* **THE DATA**:
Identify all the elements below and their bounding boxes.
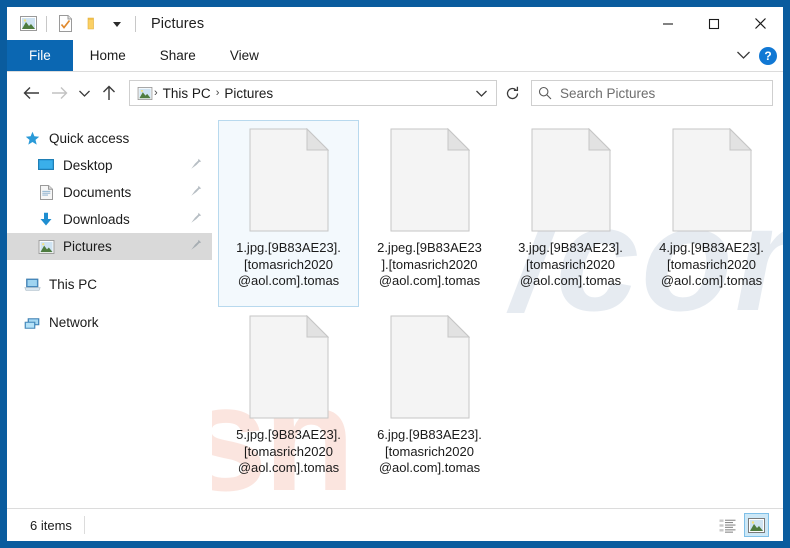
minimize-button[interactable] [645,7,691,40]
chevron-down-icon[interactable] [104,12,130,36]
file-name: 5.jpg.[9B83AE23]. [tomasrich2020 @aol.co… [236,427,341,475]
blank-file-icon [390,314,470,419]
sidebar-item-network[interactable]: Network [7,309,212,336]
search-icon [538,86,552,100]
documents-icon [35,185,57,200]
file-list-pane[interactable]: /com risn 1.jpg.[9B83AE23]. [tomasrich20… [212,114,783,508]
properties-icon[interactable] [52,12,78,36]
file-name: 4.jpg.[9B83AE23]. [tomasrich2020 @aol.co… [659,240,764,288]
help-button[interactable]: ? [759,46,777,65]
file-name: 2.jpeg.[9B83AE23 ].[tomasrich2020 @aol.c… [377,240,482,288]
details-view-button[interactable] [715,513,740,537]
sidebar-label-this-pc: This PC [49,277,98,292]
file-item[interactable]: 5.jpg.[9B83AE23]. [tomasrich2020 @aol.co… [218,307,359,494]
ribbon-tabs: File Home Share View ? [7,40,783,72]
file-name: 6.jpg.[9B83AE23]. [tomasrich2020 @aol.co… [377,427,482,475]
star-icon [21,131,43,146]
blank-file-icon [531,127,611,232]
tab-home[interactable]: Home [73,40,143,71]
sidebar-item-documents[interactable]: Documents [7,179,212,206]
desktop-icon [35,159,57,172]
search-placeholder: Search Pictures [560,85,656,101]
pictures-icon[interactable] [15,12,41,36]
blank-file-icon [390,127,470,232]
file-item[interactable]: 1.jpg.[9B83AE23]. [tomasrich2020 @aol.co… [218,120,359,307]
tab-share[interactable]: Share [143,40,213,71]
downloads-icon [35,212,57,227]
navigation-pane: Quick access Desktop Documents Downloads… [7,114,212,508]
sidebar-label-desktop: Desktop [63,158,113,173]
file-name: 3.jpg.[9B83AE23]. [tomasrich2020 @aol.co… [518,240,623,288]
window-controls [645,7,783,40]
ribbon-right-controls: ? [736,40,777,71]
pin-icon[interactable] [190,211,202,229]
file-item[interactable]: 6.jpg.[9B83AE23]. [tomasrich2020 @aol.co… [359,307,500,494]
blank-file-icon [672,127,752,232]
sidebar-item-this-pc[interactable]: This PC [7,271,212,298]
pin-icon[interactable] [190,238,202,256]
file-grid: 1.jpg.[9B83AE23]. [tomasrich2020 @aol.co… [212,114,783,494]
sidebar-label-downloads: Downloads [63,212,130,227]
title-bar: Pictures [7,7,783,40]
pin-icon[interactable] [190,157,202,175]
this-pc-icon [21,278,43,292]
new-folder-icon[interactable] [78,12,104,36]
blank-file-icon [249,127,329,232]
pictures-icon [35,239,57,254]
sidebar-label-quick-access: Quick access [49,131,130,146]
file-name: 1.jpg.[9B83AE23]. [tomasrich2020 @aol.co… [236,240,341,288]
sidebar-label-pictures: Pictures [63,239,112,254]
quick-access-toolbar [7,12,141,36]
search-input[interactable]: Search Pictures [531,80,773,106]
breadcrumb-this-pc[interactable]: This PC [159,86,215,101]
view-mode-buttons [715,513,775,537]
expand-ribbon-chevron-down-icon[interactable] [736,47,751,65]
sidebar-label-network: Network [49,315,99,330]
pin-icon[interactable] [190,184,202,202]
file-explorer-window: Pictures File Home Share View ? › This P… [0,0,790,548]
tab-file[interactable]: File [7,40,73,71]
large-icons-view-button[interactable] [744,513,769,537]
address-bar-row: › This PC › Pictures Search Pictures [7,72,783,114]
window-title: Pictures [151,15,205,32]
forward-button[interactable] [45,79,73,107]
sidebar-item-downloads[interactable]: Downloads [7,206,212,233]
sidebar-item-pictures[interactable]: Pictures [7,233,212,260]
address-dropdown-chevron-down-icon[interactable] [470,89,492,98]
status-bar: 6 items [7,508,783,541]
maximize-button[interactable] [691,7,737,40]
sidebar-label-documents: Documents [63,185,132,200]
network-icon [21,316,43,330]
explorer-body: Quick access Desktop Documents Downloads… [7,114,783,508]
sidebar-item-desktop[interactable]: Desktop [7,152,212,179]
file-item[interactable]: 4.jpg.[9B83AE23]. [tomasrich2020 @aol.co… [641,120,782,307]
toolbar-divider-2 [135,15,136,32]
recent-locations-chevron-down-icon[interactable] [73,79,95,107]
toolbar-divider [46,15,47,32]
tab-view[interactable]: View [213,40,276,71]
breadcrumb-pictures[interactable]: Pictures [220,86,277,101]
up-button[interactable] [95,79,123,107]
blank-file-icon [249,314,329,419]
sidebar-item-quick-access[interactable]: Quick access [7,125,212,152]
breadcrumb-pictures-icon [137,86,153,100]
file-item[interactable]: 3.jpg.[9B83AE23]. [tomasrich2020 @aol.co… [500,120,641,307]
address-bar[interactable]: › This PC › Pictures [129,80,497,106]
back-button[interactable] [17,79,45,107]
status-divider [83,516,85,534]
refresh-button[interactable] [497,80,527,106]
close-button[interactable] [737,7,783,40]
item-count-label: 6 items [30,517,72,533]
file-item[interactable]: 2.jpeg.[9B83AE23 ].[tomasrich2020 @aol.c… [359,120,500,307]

* **THE TASK**: Transcribe every line above exactly as it appears, omitting the pictures.

* **THE OUTPUT**:
Identify all the elements below and their bounding boxes.
minimize-button[interactable] [645,7,691,40]
chevron-down-icon[interactable] [104,12,130,36]
file-name: 5.jpg.[9B83AE23]. [tomasrich2020 @aol.co… [236,427,341,475]
blank-file-icon [390,314,470,419]
sidebar-item-network[interactable]: Network [7,309,212,336]
search-icon [538,86,552,100]
documents-icon [35,185,57,200]
file-list-pane[interactable]: /com risn 1.jpg.[9B83AE23]. [tomasrich20… [212,114,783,508]
properties-icon[interactable] [52,12,78,36]
file-name: 4.jpg.[9B83AE23]. [tomasrich2020 @aol.co… [659,240,764,288]
help-button[interactable]: ? [759,46,777,65]
file-name: 2.jpeg.[9B83AE23 ].[tomasrich2020 @aol.c… [377,240,482,288]
details-view-button[interactable] [715,513,740,537]
sidebar-label-this-pc: This PC [49,277,98,292]
file-item[interactable]: 5.jpg.[9B83AE23]. [tomasrich2020 @aol.co… [218,307,359,494]
ribbon-tabs: File Home Share View ? [7,40,783,72]
file-name: 6.jpg.[9B83AE23]. [tomasrich2020 @aol.co… [377,427,482,475]
star-icon [21,131,43,146]
blank-file-icon [531,127,611,232]
tab-home[interactable]: Home [73,40,143,71]
sidebar-item-documents[interactable]: Documents [7,179,212,206]
desktop-icon [35,159,57,172]
search-placeholder: Search Pictures [560,85,656,101]
pictures-icon[interactable] [15,12,41,36]
blank-file-icon [390,127,470,232]
file-item[interactable]: 1.jpg.[9B83AE23]. [tomasrich2020 @aol.co… [218,120,359,307]
tab-share[interactable]: Share [143,40,213,71]
downloads-icon [35,212,57,227]
navigation-pane: Quick access Desktop Documents Downloads… [7,114,212,508]
sidebar-label-desktop: Desktop [63,158,113,173]
file-name: 3.jpg.[9B83AE23]. [tomasrich2020 @aol.co… [518,240,623,288]
window-controls [645,7,783,40]
ribbon-right-controls: ? [736,40,777,71]
pin-icon[interactable] [190,211,202,229]
file-item[interactable]: 6.jpg.[9B83AE23]. [tomasrich2020 @aol.co… [359,307,500,494]
blank-file-icon [672,127,752,232]
sidebar-item-this-pc[interactable]: This PC [7,271,212,298]
pin-icon[interactable] [190,238,202,256]
file-grid: 1.jpg.[9B83AE23]. [tomasrich2020 @aol.co… [212,114,783,494]
sidebar-label-downloads: Downloads [63,212,130,227]
title-bar: Pictures [7,7,783,40]
pin-icon[interactable] [190,157,202,175]
this-pc-icon [21,278,43,292]
new-folder-icon[interactable] [78,12,104,36]
blank-file-icon [249,127,329,232]
pictures-icon [35,239,57,254]
sidebar-label-quick-access: Quick access [49,131,130,146]
file-name: 1.jpg.[9B83AE23]. [tomasrich2020 @aol.co… [236,240,341,288]
sidebar-label-pictures: Pictures [63,239,112,254]
quick-access-toolbar [7,12,141,36]
search-input[interactable]: Search Pictures [531,80,773,106]
breadcrumb-this-pc[interactable]: This PC [159,86,215,101]
view-mode-buttons [715,513,775,537]
expand-ribbon-chevron-down-icon[interactable] [736,47,751,65]
sidebar-label-network: Network [49,315,99,330]
pin-icon[interactable] [190,184,202,202]
file-explorer-window: Pictures File Home Share View ? › This P… [0,0,790,548]
tab-file[interactable]: File [7,40,73,71]
large-icons-view-button[interactable] [744,513,769,537]
address-bar-row: › This PC › Pictures Search Pictures [7,72,783,114]
window-title: Pictures [151,15,205,32]
forward-button[interactable] [45,79,73,107]
sidebar-item-downloads[interactable]: Downloads [7,206,212,233]
sidebar-item-pictures[interactable]: Pictures [7,233,212,260]
address-dropdown-chevron-down-icon[interactable] [470,89,492,98]
status-bar: 6 items [7,508,783,541]
maximize-button[interactable] [691,7,737,40]
sidebar-label-documents: Documents [63,185,132,200]
network-icon [21,316,43,330]
explorer-body: Quick access Desktop Documents Downloads… [7,114,783,508]
sidebar-item-desktop[interactable]: Desktop [7,152,212,179]
file-item[interactable]: 4.jpg.[9B83AE23]. [tomasrich2020 @aol.co… [641,120,782,307]
toolbar-divider-2 [135,15,136,32]
recent-locations-chevron-down-icon[interactable] [73,79,95,107]
toolbar-divider [46,15,47,32]
tab-view[interactable]: View [213,40,276,71]
breadcrumb-pictures[interactable]: Pictures [220,86,277,101]
up-button[interactable] [95,79,123,107]
blank-file-icon [249,314,329,419]
sidebar-item-quick-access[interactable]: Quick access [7,125,212,152]
breadcrumb-pictures-icon [137,86,153,100]
file-item[interactable]: 3.jpg.[9B83AE23]. [tomasrich2020 @aol.co… [500,120,641,307]
address-bar[interactable]: › This PC › Pictures [129,80,497,106]
back-button[interactable] [17,79,45,107]
status-divider [83,516,85,534]
refresh-button[interactable] [497,80,527,106]
close-button[interactable] [737,7,783,40]
item-count-label: 6 items [30,517,72,533]
file-item[interactable]: 2.jpeg.[9B83AE23 ].[tomasrich2020 @aol.c… [359,120,500,307]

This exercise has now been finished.